_Saved data entries_
———

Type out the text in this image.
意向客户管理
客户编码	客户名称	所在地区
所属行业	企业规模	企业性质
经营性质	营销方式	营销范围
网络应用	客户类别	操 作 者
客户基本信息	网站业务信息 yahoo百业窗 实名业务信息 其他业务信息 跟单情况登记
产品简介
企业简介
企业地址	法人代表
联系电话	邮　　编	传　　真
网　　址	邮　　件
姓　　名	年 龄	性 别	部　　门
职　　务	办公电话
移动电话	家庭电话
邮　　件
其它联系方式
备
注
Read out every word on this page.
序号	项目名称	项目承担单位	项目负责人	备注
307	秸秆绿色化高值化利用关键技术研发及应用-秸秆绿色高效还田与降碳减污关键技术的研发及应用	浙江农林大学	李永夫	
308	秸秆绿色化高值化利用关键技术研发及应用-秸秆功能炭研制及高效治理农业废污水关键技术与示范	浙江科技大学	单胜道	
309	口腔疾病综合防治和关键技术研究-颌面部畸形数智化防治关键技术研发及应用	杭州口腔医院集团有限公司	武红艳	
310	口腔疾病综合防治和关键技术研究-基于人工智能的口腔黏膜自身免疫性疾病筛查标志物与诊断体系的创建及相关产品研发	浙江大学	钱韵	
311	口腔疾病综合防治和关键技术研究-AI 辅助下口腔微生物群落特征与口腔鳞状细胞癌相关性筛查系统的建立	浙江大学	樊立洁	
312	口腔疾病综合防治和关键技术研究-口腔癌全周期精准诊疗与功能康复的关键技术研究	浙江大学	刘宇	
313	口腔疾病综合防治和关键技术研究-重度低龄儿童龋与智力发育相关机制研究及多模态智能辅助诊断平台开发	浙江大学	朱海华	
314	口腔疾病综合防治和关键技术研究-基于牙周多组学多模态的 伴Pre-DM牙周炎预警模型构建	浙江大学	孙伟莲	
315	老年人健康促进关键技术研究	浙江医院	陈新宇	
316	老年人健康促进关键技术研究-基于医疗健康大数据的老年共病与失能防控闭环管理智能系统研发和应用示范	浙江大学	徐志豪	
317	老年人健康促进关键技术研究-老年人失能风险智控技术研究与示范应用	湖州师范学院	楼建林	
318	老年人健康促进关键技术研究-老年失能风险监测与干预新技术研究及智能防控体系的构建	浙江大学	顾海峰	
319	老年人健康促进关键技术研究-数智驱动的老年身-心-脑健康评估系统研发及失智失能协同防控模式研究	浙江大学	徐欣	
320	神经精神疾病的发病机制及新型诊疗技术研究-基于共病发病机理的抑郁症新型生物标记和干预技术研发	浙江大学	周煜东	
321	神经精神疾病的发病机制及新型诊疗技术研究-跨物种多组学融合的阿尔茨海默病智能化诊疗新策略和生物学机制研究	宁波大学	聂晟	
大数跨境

———

Repeat, with no changes, each line from the one with "Read out every word on this page." to the end of the listing, including both ends and nothing else.

Read out every word on this page.
序号	项目名称	项目承担单位	项目负责人	备注
307	秸秆绿色化高值化利用关键技术研发及应用-秸秆绿色高效还田与降碳减污关键技术的研发及应用	浙江农林大学	李永夫	
308	秸秆绿色化高值化利用关键技术研发及应用-秸秆功能炭研制及高效治理农业废污水关键技术与示范	浙江科技大学	单胜道	
309	口腔疾病综合防治和关键技术研究-颌面部畸形数智化防治关键技术研发及应用	杭州口腔医院集团有限公司	武红艳	
310	口腔疾病综合防治和关键技术研究-基于人工智能的口腔黏膜自身免疫性疾病筛查标志物与诊断体系的创建及相关产品研发	浙江大学	钱韵	
311	口腔疾病综合防治和关键技术研究-AI 辅助下口腔微生物群落特征与口腔鳞状细胞癌相关性筛查系统的建立	浙江大学	樊立洁	
312	口腔疾病综合防治和关键技术研究-口腔癌全周期精准诊疗与功能康复的关键技术研究	浙江大学	刘宇	
313	口腔疾病综合防治和关键技术研究-重度低龄儿童龋与智力发育相关机制研究及多模态智能辅助诊断平台开发	浙江大学	朱海华	
314	口腔疾病综合防治和关键技术研究-基于牙周多组学多模态的 伴Pre-DM牙周炎预警模型构建	浙江大学	孙伟莲	
315	老年人健康促进关键技术研究	浙江医院	陈新宇	
316	老年人健康促进关键技术研究-基于医疗健康大数据的老年共病与失能防控闭环管理智能系统研发和应用示范	浙江大学	徐志豪	
317	老年人健康促进关键技术研究-老年人失能风险智控技术研究与示范应用	湖州师范学院	楼建林	
318	老年人健康促进关键技术研究-老年失能风险监测与干预新技术研究及智能防控体系的构建	浙江大学	顾海峰	
319	老年人健康促进关键技术研究-数智驱动的老年身-心-脑健康评估系统研发及失智失能协同防控模式研究	浙江大学	徐欣	
320	神经精神疾病的发病机制及新型诊疗技术研究-基于共病发病机理的抑郁症新型生物标记和干预技术研发	浙江大学	周煜东	
321	神经精神疾病的发病机制及新型诊疗技术研究-跨物种多组学融合的阿尔茨海默病智能化诊疗新策略和生物学机制研究	宁波大学	聂晟	
大数跨境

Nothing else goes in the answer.